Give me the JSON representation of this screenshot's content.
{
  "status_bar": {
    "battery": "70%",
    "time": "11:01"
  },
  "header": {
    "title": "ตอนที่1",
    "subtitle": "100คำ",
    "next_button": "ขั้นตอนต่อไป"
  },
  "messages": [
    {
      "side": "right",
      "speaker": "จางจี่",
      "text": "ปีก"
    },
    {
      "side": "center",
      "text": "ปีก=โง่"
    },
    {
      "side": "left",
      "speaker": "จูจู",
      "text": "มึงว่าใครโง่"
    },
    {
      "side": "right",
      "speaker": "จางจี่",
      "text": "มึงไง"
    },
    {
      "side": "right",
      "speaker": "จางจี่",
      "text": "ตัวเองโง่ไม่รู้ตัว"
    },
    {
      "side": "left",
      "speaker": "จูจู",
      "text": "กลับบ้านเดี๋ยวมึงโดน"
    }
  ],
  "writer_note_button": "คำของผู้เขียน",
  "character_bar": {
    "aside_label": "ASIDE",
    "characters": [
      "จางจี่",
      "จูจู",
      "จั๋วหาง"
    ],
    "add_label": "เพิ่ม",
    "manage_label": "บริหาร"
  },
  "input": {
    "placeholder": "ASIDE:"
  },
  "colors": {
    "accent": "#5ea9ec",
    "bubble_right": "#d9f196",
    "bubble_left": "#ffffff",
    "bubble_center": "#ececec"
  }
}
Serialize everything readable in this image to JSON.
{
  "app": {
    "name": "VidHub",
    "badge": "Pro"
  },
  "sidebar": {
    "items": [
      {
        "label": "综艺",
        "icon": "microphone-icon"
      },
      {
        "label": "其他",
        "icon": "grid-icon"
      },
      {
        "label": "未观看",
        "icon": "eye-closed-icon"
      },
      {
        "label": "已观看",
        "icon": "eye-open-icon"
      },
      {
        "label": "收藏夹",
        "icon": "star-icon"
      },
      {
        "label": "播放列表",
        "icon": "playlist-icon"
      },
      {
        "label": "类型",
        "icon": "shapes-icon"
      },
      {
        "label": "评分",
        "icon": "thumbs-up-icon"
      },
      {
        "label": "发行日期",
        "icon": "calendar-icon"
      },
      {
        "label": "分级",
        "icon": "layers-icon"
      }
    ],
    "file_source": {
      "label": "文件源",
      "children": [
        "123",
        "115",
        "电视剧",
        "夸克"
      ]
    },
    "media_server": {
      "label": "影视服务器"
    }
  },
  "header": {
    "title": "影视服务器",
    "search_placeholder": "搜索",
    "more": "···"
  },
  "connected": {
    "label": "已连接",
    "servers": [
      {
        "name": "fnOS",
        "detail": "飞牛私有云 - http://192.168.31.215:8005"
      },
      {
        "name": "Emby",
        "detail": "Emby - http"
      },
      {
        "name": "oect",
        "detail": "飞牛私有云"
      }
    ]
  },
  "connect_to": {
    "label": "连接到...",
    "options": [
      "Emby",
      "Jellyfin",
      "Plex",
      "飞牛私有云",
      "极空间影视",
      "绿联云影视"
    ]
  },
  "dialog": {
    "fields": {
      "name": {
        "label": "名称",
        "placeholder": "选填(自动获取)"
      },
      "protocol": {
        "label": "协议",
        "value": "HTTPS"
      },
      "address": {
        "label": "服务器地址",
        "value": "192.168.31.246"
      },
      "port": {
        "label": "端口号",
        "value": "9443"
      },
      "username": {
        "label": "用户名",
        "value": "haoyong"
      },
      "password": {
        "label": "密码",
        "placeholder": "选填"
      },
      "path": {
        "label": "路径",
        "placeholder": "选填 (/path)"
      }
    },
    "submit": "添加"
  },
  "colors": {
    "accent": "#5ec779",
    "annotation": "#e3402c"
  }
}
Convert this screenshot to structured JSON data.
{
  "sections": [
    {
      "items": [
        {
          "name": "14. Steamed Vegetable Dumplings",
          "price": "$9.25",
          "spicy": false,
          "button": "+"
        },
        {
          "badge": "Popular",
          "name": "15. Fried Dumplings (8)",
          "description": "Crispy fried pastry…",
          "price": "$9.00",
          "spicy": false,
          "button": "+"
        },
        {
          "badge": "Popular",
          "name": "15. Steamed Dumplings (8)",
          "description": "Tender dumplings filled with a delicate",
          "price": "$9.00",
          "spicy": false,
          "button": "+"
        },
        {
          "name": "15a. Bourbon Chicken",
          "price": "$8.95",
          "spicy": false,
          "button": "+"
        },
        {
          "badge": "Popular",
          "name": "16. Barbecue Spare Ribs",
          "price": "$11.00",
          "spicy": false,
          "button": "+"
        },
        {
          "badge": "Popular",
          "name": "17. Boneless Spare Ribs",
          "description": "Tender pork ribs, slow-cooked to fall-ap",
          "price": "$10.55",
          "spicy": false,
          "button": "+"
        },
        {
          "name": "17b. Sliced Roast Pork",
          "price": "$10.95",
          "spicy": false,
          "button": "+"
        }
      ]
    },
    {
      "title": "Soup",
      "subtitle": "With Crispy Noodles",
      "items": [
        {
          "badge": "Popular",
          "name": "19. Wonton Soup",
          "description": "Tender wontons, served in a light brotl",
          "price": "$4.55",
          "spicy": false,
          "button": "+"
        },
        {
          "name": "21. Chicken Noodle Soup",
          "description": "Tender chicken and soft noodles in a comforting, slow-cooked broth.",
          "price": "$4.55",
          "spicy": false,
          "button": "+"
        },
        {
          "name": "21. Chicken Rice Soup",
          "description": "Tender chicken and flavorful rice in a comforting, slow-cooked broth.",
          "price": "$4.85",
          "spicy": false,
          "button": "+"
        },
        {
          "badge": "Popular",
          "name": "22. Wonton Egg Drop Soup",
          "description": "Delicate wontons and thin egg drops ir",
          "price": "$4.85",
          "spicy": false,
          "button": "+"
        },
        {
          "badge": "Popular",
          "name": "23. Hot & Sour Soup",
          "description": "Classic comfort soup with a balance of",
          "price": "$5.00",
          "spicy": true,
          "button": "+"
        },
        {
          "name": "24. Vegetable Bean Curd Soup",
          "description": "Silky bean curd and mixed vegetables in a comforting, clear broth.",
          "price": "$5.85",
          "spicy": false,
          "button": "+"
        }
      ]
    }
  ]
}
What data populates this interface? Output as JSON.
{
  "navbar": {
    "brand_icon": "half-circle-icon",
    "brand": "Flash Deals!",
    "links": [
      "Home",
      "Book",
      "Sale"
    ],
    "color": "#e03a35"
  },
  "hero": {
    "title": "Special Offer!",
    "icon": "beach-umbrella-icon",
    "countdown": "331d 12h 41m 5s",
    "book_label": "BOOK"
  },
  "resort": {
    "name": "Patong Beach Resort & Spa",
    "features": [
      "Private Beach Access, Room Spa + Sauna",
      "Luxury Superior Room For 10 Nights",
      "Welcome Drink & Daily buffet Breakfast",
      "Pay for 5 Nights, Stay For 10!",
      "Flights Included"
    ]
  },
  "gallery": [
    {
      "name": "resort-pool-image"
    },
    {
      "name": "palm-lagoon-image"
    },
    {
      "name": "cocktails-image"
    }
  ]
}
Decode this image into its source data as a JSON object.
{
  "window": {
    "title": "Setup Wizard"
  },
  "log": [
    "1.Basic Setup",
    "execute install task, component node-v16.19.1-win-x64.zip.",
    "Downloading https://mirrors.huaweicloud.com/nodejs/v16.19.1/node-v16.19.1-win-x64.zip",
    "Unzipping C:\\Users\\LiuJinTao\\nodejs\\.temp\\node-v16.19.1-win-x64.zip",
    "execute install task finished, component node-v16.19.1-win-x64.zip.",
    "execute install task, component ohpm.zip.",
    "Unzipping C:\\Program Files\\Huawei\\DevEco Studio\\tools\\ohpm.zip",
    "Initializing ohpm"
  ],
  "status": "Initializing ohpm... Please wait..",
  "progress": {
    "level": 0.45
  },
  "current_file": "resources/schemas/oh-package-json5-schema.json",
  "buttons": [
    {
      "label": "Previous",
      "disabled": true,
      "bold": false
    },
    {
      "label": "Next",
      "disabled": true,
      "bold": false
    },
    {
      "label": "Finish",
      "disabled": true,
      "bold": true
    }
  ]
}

============

◆ **Task goal**: Give back exactly the lines from the line holding "Decode this image" through the last line of the listing, including both.

◆ **Exercise response**:
Decode this image into its source data as a JSON object.
{
  "window": {
    "title": "Setup Wizard"
  },
  "log": [
    "1.Basic Setup",
    "execute install task, component node-v16.19.1-win-x64.zip.",
    "Downloading https://mirrors.huaweicloud.com/nodejs/v16.19.1/node-v16.19.1-win-x64.zip",
    "Unzipping C:\\Users\\LiuJinTao\\nodejs\\.temp\\node-v16.19.1-win-x64.zip",
    "execute install task finished, component node-v16.19.1-win-x64.zip.",
    "execute install task, component ohpm.zip.",
    "Unzipping C:\\Program Files\\Huawei\\DevEco Studio\\tools\\ohpm.zip",
    "Initializing ohpm"
  ],
  "status": "Initializing ohpm... Please wait..",
  "progress": {
    "level": 0.45
  },
  "current_file": "resources/schemas/oh-package-json5-schema.json",
  "buttons": [
    {
      "label": "Previous",
      "disabled": true,
      "bold": false
    },
    {
      "label": "Next",
      "disabled": true,
      "bold": false
    },
    {
      "label": "Finish",
      "disabled": true,
      "bold": true
    }
  ]
}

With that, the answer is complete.